— BEGIN Extracted data —
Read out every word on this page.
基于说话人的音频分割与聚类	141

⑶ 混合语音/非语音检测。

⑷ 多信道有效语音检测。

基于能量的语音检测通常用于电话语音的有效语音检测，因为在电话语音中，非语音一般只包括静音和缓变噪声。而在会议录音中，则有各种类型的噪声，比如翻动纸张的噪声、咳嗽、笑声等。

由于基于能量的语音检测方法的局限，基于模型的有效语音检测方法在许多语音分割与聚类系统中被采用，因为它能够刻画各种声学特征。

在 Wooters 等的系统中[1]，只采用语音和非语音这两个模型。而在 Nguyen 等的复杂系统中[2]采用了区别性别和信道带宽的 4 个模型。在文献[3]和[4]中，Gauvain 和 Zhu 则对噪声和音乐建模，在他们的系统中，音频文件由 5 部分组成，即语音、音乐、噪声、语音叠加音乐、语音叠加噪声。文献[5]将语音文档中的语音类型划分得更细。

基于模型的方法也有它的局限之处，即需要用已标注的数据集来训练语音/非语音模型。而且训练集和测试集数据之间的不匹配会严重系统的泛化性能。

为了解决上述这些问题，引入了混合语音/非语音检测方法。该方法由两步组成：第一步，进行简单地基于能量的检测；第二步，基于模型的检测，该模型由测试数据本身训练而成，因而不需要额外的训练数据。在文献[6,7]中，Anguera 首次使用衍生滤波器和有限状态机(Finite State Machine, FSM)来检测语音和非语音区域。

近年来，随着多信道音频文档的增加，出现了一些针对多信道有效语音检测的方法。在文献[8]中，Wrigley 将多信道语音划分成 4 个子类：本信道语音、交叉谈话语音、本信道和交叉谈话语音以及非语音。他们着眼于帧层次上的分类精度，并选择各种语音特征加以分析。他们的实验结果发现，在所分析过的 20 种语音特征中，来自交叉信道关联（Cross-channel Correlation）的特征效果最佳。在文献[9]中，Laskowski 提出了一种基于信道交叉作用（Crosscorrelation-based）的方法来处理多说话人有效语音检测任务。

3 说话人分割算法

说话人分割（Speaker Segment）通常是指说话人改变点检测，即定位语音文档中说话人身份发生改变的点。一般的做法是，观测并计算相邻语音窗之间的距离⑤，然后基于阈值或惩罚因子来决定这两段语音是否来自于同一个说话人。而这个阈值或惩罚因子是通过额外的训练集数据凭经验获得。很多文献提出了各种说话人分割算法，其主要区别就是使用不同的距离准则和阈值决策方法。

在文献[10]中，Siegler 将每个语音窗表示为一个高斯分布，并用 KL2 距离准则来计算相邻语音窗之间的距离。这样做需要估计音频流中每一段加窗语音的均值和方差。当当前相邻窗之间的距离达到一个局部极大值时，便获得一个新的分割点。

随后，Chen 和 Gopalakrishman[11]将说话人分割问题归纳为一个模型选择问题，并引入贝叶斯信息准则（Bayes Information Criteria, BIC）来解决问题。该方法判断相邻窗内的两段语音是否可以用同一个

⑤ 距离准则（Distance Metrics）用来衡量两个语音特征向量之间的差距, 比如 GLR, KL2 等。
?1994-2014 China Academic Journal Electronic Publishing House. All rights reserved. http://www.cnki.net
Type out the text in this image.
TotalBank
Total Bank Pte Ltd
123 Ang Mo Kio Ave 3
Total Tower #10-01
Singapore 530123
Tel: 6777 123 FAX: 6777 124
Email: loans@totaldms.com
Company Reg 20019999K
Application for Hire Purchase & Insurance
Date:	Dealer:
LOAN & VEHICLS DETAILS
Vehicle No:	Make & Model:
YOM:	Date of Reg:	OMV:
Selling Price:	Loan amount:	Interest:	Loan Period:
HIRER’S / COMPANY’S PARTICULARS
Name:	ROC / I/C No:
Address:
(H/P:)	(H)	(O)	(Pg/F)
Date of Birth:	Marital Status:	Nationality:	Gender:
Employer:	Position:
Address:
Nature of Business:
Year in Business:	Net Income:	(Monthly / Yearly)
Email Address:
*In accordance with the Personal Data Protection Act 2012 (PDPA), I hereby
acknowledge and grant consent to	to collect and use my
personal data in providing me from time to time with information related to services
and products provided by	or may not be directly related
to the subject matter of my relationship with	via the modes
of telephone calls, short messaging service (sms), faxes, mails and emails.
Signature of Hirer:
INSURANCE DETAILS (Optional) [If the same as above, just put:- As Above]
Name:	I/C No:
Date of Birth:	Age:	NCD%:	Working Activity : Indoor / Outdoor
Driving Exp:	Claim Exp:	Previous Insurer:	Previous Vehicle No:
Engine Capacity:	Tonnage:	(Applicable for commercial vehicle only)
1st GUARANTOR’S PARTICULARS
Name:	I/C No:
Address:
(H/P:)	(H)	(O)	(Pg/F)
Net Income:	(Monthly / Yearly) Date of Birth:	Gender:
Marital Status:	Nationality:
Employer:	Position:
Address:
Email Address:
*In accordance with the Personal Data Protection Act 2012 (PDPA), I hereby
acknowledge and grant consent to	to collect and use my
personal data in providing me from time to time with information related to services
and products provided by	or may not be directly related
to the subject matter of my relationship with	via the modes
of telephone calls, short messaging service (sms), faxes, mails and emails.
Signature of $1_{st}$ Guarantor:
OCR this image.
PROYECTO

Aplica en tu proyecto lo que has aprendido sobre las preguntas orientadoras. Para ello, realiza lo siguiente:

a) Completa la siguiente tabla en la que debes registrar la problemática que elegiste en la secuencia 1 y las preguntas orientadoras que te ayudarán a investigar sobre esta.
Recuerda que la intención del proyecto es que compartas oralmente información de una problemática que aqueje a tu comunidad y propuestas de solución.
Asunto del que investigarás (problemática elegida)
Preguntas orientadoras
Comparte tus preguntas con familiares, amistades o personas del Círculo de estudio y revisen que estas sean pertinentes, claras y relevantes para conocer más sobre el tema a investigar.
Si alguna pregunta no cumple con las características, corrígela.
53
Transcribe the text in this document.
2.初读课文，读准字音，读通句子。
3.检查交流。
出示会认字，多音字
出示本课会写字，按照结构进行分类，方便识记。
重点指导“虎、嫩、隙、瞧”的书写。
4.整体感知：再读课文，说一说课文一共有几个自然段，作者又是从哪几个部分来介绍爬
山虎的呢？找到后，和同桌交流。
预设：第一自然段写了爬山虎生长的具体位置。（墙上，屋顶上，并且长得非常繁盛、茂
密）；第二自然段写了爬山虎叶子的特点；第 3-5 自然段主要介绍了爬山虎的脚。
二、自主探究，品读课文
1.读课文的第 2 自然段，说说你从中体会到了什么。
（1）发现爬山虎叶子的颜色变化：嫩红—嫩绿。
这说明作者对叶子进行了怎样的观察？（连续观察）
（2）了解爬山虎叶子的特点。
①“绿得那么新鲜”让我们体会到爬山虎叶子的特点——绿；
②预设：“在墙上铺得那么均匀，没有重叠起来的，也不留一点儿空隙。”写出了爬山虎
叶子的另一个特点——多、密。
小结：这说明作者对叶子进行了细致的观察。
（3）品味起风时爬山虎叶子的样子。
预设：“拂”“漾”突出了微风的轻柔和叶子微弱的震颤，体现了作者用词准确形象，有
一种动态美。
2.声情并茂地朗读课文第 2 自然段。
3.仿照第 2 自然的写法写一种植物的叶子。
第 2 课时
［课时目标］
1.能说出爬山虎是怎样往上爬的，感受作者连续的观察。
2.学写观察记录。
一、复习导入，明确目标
— END Extracted data —
_What is required_
Each line of the material should be echoed exactly.

_Complete response_
Read out every word on this page.
基于说话人的音频分割与聚类	141

⑶ 混合语音/非语音检测。

⑷ 多信道有效语音检测。

基于能量的语音检测通常用于电话语音的有效语音检测，因为在电话语音中，非语音一般只包括静音和缓变噪声。而在会议录音中，则有各种类型的噪声，比如翻动纸张的噪声、咳嗽、笑声等。

由于基于能量的语音检测方法的局限，基于模型的有效语音检测方法在许多语音分割与聚类系统中被采用，因为它能够刻画各种声学特征。

在 Wooters 等的系统中[1]，只采用语音和非语音这两个模型。而在 Nguyen 等的复杂系统中[2]采用了区别性别和信道带宽的 4 个模型。在文献[3]和[4]中，Gauvain 和 Zhu 则对噪声和音乐建模，在他们的系统中，音频文件由 5 部分组成，即语音、音乐、噪声、语音叠加音乐、语音叠加噪声。文献[5]将语音文档中的语音类型划分得更细。

基于模型的方法也有它的局限之处，即需要用已标注的数据集来训练语音/非语音模型。而且训练集和测试集数据之间的不匹配会严重系统的泛化性能。

为了解决上述这些问题，引入了混合语音/非语音检测方法。该方法由两步组成：第一步，进行简单地基于能量的检测；第二步，基于模型的检测，该模型由测试数据本身训练而成，因而不需要额外的训练数据。在文献[6,7]中，Anguera 首次使用衍生滤波器和有限状态机(Finite State Machine, FSM)来检测语音和非语音区域。

近年来，随着多信道音频文档的增加，出现了一些针对多信道有效语音检测的方法。在文献[8]中，Wrigley 将多信道语音划分成 4 个子类：本信道语音、交叉谈话语音、本信道和交叉谈话语音以及非语音。他们着眼于帧层次上的分类精度，并选择各种语音特征加以分析。他们的实验结果发现，在所分析过的 20 种语音特征中，来自交叉信道关联（Cross-channel Correlation）的特征效果最佳。在文献[9]中，Laskowski 提出了一种基于信道交叉作用（Crosscorrelation-based）的方法来处理多说话人有效语音检测任务。

3 说话人分割算法

说话人分割（Speaker Segment）通常是指说话人改变点检测，即定位语音文档中说话人身份发生改变的点。一般的做法是，观测并计算相邻语音窗之间的距离⑤，然后基于阈值或惩罚因子来决定这两段语音是否来自于同一个说话人。而这个阈值或惩罚因子是通过额外的训练集数据凭经验获得。很多文献提出了各种说话人分割算法，其主要区别就是使用不同的距离准则和阈值决策方法。

在文献[10]中，Siegler 将每个语音窗表示为一个高斯分布，并用 KL2 距离准则来计算相邻语音窗之间的距离。这样做需要估计音频流中每一段加窗语音的均值和方差。当当前相邻窗之间的距离达到一个局部极大值时，便获得一个新的分割点。

随后，Chen 和 Gopalakrishman[11]将说话人分割问题归纳为一个模型选择问题，并引入贝叶斯信息准则（Bayes Information Criteria, BIC）来解决问题。该方法判断相邻窗内的两段语音是否可以用同一个

⑤ 距离准则（Distance Metrics）用来衡量两个语音特征向量之间的差距, 比如 GLR, KL2 等。
?1994-2014 China Academic Journal Electronic Publishing House. All rights reserved. http://www.cnki.net
Type out the text in this image.
TotalBank
Total Bank Pte Ltd
123 Ang Mo Kio Ave 3
Total Tower #10-01
Singapore 530123
Tel: 6777 123 FAX: 6777 124
Email: loans@totaldms.com
Company Reg 20019999K
Application for Hire Purchase & Insurance
Date:	Dealer:
LOAN & VEHICLS DETAILS
Vehicle No:	Make & Model:
YOM:	Date of Reg:	OMV:
Selling Price:	Loan amount:	Interest:	Loan Period:
HIRER’S / COMPANY’S PARTICULARS
Name:	ROC / I/C No:
Address:
(H/P:)	(H)	(O)	(Pg/F)
Date of Birth:	Marital Status:	Nationality:	Gender:
Employer:	Position:
Address:
Nature of Business:
Year in Business:	Net Income:	(Monthly / Yearly)
Email Address:
*In accordance with the Personal Data Protection Act 2012 (PDPA), I hereby
acknowledge and grant consent to	to collect and use my
personal data in providing me from time to time with information related to services
and products provided by	or may not be directly related
to the subject matter of my relationship with	via the modes
of telephone calls, short messaging service (sms), faxes, mails and emails.
Signature of Hirer:
INSURANCE DETAILS (Optional) [If the same as above, just put:- As Above]
Name:	I/C No:
Date of Birth:	Age:	NCD%:	Working Activity : Indoor / Outdoor
Driving Exp:	Claim Exp:	Previous Insurer:	Previous Vehicle No:
Engine Capacity:	Tonnage:	(Applicable for commercial vehicle only)
1st GUARANTOR’S PARTICULARS
Name:	I/C No:
Address:
(H/P:)	(H)	(O)	(Pg/F)
Net Income:	(Monthly / Yearly) Date of Birth:	Gender:
Marital Status:	Nationality:
Employer:	Position:
Address:
Email Address:
*In accordance with the Personal Data Protection Act 2012 (PDPA), I hereby
acknowledge and grant consent to	to collect and use my
personal data in providing me from time to time with information related to services
and products provided by	or may not be directly related
to the subject matter of my relationship with	via the modes
of telephone calls, short messaging service (sms), faxes, mails and emails.
Signature of $1_{st}$ Guarantor:
OCR this image.
PROYECTO

Aplica en tu proyecto lo que has aprendido sobre las preguntas orientadoras. Para ello, realiza lo siguiente:

a) Completa la siguiente tabla en la que debes registrar la problemática que elegiste en la secuencia 1 y las preguntas orientadoras que te ayudarán a investigar sobre esta.
Recuerda que la intención del proyecto es que compartas oralmente información de una problemática que aqueje a tu comunidad y propuestas de solución.
Asunto del que investigarás (problemática elegida)
Preguntas orientadoras
Comparte tus preguntas con familiares, amistades o personas del Círculo de estudio y revisen que estas sean pertinentes, claras y relevantes para conocer más sobre el tema a investigar.
Si alguna pregunta no cumple con las características, corrígela.
53
Transcribe the text in this document.
2.初读课文，读准字音，读通句子。
3.检查交流。
出示会认字，多音字
出示本课会写字，按照结构进行分类，方便识记。
重点指导“虎、嫩、隙、瞧”的书写。
4.整体感知：再读课文，说一说课文一共有几个自然段，作者又是从哪几个部分来介绍爬
山虎的呢？找到后，和同桌交流。
预设：第一自然段写了爬山虎生长的具体位置。（墙上，屋顶上，并且长得非常繁盛、茂
密）；第二自然段写了爬山虎叶子的特点；第 3-5 自然段主要介绍了爬山虎的脚。
二、自主探究，品读课文
1.读课文的第 2 自然段，说说你从中体会到了什么。
（1）发现爬山虎叶子的颜色变化：嫩红—嫩绿。
这说明作者对叶子进行了怎样的观察？（连续观察）
（2）了解爬山虎叶子的特点。
①“绿得那么新鲜”让我们体会到爬山虎叶子的特点——绿；
②预设：“在墙上铺得那么均匀，没有重叠起来的，也不留一点儿空隙。”写出了爬山虎
叶子的另一个特点——多、密。
小结：这说明作者对叶子进行了细致的观察。
（3）品味起风时爬山虎叶子的样子。
预设：“拂”“漾”突出了微风的轻柔和叶子微弱的震颤，体现了作者用词准确形象，有
一种动态美。
2.声情并茂地朗读课文第 2 自然段。
3.仿照第 2 自然的写法写一种植物的叶子。
第 2 课时
［课时目标］
1.能说出爬山虎是怎样往上爬的，感受作者连续的观察。
2.学写观察记录。
一、复习导入，明确目标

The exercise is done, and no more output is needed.